_Task directions_
Look for "title" in the listing below. Gather each line that contains it.

_Source material_
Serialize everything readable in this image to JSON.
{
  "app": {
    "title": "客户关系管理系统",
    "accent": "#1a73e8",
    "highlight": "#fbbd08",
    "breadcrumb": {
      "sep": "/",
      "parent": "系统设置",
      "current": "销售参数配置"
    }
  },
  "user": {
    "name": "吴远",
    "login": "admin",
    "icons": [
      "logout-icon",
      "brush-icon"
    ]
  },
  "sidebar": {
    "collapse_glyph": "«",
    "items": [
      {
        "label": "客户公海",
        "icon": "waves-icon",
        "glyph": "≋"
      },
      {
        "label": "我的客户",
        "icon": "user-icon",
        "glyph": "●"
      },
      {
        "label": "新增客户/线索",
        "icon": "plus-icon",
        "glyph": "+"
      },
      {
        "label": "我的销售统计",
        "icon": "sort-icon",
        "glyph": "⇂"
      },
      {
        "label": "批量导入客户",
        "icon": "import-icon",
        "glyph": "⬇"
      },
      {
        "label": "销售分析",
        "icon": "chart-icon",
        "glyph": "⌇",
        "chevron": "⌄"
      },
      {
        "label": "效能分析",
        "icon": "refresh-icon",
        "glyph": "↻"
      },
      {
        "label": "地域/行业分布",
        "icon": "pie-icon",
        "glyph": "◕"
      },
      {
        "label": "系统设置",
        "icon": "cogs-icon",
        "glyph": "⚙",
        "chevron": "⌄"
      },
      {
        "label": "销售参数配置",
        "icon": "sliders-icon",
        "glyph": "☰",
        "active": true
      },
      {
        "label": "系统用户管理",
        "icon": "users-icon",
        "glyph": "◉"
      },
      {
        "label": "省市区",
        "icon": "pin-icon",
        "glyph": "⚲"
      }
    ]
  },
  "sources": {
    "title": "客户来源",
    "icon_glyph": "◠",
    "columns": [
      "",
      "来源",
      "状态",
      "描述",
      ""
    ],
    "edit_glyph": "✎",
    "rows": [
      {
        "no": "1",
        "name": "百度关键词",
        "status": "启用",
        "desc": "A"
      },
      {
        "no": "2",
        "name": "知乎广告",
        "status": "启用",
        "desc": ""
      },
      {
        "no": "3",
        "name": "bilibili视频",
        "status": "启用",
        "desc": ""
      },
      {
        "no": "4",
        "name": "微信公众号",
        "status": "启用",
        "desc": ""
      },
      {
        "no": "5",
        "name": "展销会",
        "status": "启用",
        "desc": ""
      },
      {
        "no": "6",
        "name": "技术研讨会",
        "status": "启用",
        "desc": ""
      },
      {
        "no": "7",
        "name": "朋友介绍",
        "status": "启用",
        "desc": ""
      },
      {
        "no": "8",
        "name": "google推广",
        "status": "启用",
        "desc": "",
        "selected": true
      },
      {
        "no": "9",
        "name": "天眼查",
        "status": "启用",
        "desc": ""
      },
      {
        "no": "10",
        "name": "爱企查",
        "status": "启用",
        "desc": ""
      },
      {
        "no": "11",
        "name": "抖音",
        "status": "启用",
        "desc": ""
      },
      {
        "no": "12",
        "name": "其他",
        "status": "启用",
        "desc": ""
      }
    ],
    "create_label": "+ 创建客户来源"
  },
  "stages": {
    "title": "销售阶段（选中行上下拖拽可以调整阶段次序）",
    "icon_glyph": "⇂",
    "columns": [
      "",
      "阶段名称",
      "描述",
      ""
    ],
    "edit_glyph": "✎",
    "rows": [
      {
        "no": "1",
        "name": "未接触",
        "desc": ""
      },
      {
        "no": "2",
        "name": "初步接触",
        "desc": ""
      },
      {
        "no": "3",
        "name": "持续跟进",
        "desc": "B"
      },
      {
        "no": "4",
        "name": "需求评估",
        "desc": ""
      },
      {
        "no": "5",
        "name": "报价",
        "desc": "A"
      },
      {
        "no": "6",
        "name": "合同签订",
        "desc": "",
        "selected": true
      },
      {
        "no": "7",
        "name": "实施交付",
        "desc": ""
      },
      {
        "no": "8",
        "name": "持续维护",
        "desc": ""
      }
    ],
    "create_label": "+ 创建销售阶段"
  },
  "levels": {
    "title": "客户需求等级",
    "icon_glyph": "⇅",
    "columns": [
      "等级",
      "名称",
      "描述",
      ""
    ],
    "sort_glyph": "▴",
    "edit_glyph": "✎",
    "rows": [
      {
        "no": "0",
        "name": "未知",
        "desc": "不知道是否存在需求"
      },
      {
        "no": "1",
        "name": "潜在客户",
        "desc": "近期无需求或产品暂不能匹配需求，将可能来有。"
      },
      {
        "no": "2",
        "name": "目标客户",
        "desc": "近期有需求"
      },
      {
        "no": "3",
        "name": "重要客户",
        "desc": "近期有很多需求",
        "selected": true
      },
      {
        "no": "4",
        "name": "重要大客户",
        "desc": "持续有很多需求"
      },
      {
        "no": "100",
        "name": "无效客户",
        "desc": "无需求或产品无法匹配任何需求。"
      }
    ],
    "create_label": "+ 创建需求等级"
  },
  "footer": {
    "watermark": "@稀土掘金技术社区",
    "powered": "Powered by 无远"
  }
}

_Result_
    "title": "客户关系管理系统",
    "title": "客户来源",
    "title": "销售阶段（选中行上下拖拽可以调整阶段次序）",
    "title": "客户需求等级",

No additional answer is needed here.